• **The task**: Each line below either holds the string "During" or doesn't. Count those that do and give only the number.

A block of data:
——

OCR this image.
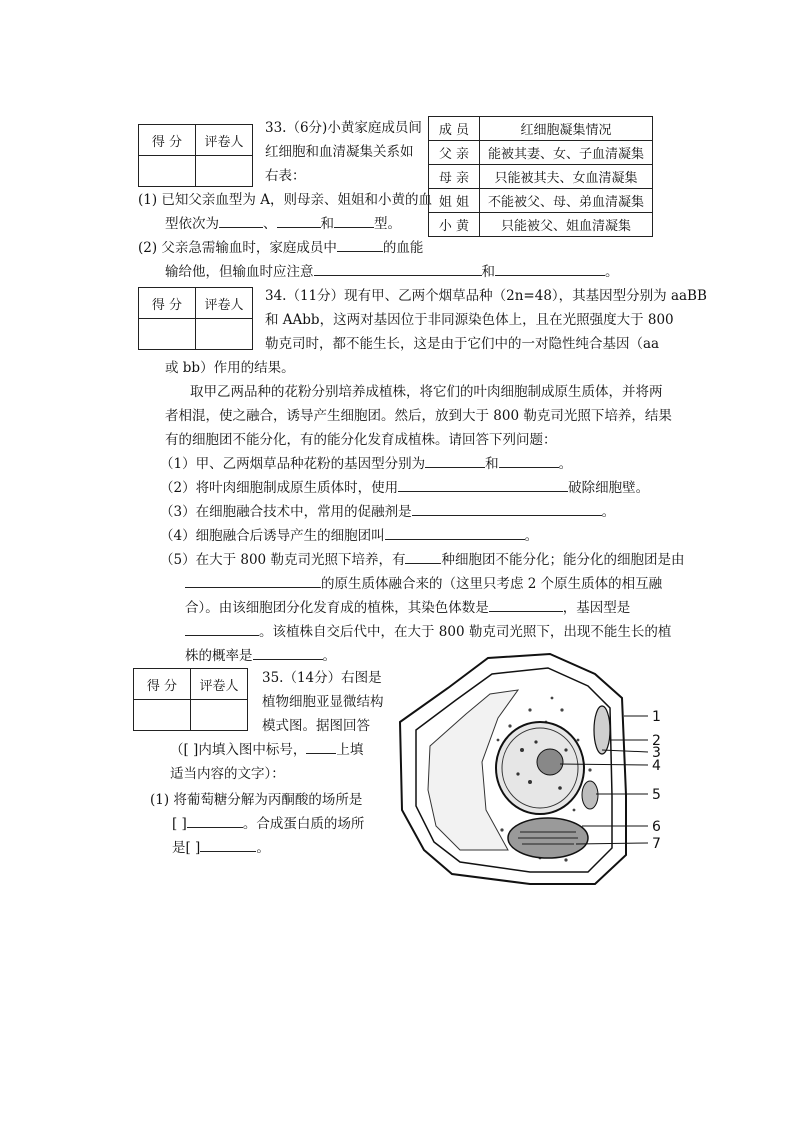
得 分	评卷人

33.（6分)小黄家庭成员间
红细胞和血清凝集关系如
右表：
成 员	红细胞凝集情况
父 亲	能被其妻、女、子血清凝集
母 亲	只能被其夫、女血清凝集
姐 姐	不能被父、母、弟血清凝集
小 黄	只能被父、姐血清凝集
(1) 已知父亲血型为 A，则母亲、姐姐和小黄的血
型依次为	、	和	型。
(2) 父亲急需输血时，家庭成员中	的血能
输给他，但输血时应注意	和	。
得 分	评卷人

34.（11分）现有甲、乙两个烟草品种（2n=48），其基因型分别为 aaBB
和 AAbb，这两对基因位于非同源染色体上，且在光照强度大于 800
勒克司时，都不能生长，这是由于它们中的一对隐性纯合基因（aa
或 bb）作用的结果。
取甲乙两品种的花粉分别培养成植株，将它们的叶肉细胞制成原生质体，并将两
者相混，使之融合，诱导产生细胞团。然后，放到大于 800 勒克司光照下培养，结果
有的细胞团不能分化，有的能分化发育成植株。请回答下列问题：
（1）甲、乙两烟草品种花粉的基因型分别为	和	。
（2）将叶肉细胞制成原生质体时，使用	破除细胞壁。
（3）在细胞融合技术中，常用的促融剂是	。
（4）细胞融合后诱导产生的细胞团叫	。
（5）在大于 800 勒克司光照下培养，有	种细胞团不能分化；能分化的细胞团是由
的原生质体融合来的（这里只考虑 2 个原生质体的相互融
合）。由该细胞团分化发育成的植株，其染色体数是	，基因型是
。该植株自交后代中，在大于 800 勒克司光照下，出现不能生长的植
株的概率是	。
得 分	评卷人
	35.（14分）右图是
植物细胞亚显微结构
模式图。据图回答
（[ ]内填入图中标号， 上填
适当内容的文字）：
(1) 将葡萄糖分解为丙酮酸的场所是
[ ]	。合成蛋白质的场所
是[ ]	。
1
2
3
4
5
6
7
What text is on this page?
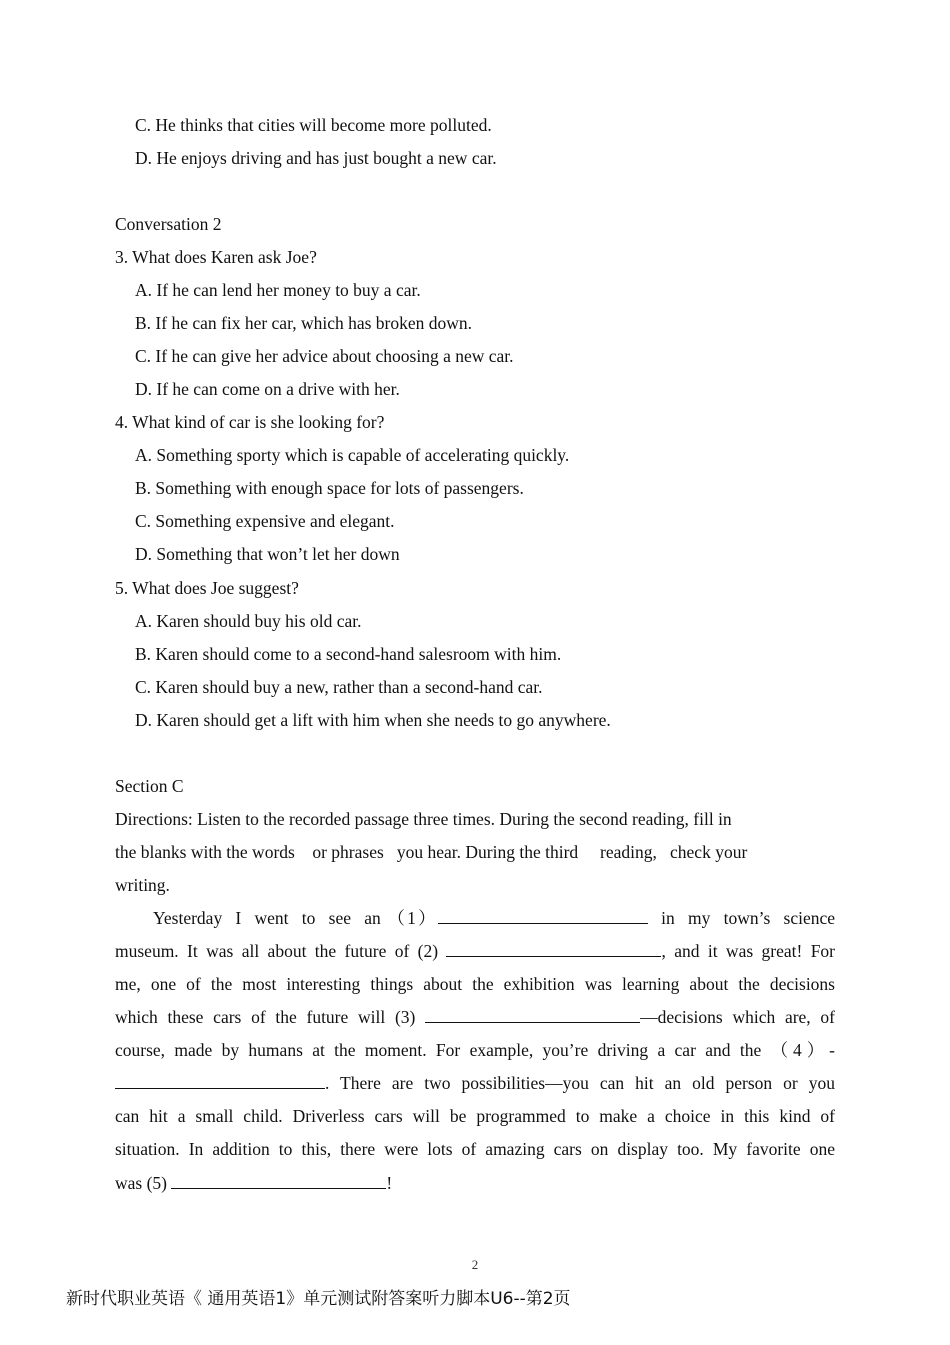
C. He thinks that cities will become more polluted.
D. He enjoys driving and has just bought a new car.
Conversation 2
3. What does Karen ask Joe?
A. If he can lend her money to buy a car.
B. If he can fix her car, which has broken down.
C. If he can give her advice about choosing a new car.
D. If he can come on a drive with her.
4. What kind of car is she looking for?
A. Something sporty which is capable of accelerating quickly.
B. Something with enough space for lots of passengers.
C. Something expensive and elegant.
D. Something that won’t let her down
5. What does Joe suggest?
A. Karen should buy his old car.
B. Karen should come to a second-hand salesroom with him.
C. Karen should buy a new, rather than a second-hand car.
D. Karen should get a lift with him when she needs to go anywhere.
Section C
Directions: Listen to the recorded passage three times. During the second reading, fill in
the blanks with the words    or phrases   you hear. During the third     reading,   check your
writing.
Yesterday  I  went  to  see  an （1）	in  my  town’s  science
museum. It was all about the future of (2)	, and it was great! For
me, one of the most interesting things about the exhibition was learning about the decisions
which these cars of the future will (3)	—decisions which are, of
course, made by humans at the moment. For example, you’re driving a car and the （4）-
. There are two possibilities—you can hit an old person or you
can hit a small child. Driverless cars will be programmed to make a choice in this kind of
situation. In addition to this, there were lots of amazing cars on display too. My favorite one
was (5)	!
2
新时代职业英语《 通用英语1》单元测试附答案听力脚本U6--第2页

——

• **The output**: 2